┌─ Items

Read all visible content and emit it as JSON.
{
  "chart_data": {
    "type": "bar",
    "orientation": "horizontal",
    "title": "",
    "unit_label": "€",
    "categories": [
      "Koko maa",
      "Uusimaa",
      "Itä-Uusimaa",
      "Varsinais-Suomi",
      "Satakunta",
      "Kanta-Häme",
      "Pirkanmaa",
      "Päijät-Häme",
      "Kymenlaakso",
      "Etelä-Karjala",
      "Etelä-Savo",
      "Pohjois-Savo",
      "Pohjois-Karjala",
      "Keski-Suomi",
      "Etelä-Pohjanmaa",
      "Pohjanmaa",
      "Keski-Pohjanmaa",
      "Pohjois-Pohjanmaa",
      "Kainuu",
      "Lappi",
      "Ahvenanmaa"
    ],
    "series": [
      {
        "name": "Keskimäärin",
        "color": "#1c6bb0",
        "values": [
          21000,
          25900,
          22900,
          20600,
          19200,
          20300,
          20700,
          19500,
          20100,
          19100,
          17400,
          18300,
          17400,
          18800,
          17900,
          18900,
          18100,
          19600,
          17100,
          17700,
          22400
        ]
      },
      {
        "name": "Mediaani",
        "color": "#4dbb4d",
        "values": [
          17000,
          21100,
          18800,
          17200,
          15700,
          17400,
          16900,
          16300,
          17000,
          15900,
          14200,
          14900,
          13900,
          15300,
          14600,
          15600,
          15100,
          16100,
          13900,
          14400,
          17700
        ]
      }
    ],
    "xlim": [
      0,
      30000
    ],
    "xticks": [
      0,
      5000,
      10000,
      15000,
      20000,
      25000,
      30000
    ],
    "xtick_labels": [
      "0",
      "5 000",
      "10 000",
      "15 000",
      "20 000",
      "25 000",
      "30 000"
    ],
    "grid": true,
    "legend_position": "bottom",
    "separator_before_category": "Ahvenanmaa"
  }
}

└─

§ Objective
Reproduce the data, keeping every line exactly the same.

§ Expected answer
Read all visible content and emit it as JSON.
{
  "chart_data": {
    "type": "bar",
    "orientation": "horizontal",
    "title": "",
    "unit_label": "€",
    "categories": [
      "Koko maa",
      "Uusimaa",
      "Itä-Uusimaa",
      "Varsinais-Suomi",
      "Satakunta",
      "Kanta-Häme",
      "Pirkanmaa",
      "Päijät-Häme",
      "Kymenlaakso",
      "Etelä-Karjala",
      "Etelä-Savo",
      "Pohjois-Savo",
      "Pohjois-Karjala",
      "Keski-Suomi",
      "Etelä-Pohjanmaa",
      "Pohjanmaa",
      "Keski-Pohjanmaa",
      "Pohjois-Pohjanmaa",
      "Kainuu",
      "Lappi",
      "Ahvenanmaa"
    ],
    "series": [
      {
        "name": "Keskimäärin",
        "color": "#1c6bb0",
        "values": [
          21000,
          25900,
          22900,
          20600,
          19200,
          20300,
          20700,
          19500,
          20100,
          19100,
          17400,
          18300,
          17400,
          18800,
          17900,
          18900,
          18100,
          19600,
          17100,
          17700,
          22400
        ]
      },
      {
        "name": "Mediaani",
        "color": "#4dbb4d",
        "values": [
          17000,
          21100,
          18800,
          17200,
          15700,
          17400,
          16900,
          16300,
          17000,
          15900,
          14200,
          14900,
          13900,
          15300,
          14600,
          15600,
          15100,
          16100,
          13900,
          14400,
          17700
        ]
      }
    ],
    "xlim": [
      0,
      30000
    ],
    "xticks": [
      0,
      5000,
      10000,
      15000,
      20000,
      25000,
      30000
    ],
    "xtick_labels": [
      "0",
      "5 000",
      "10 000",
      "15 000",
      "20 000",
      "25 000",
      "30 000"
    ],
    "grid": true,
    "legend_position": "bottom",
    "separator_before_category": "Ahvenanmaa"
  }
}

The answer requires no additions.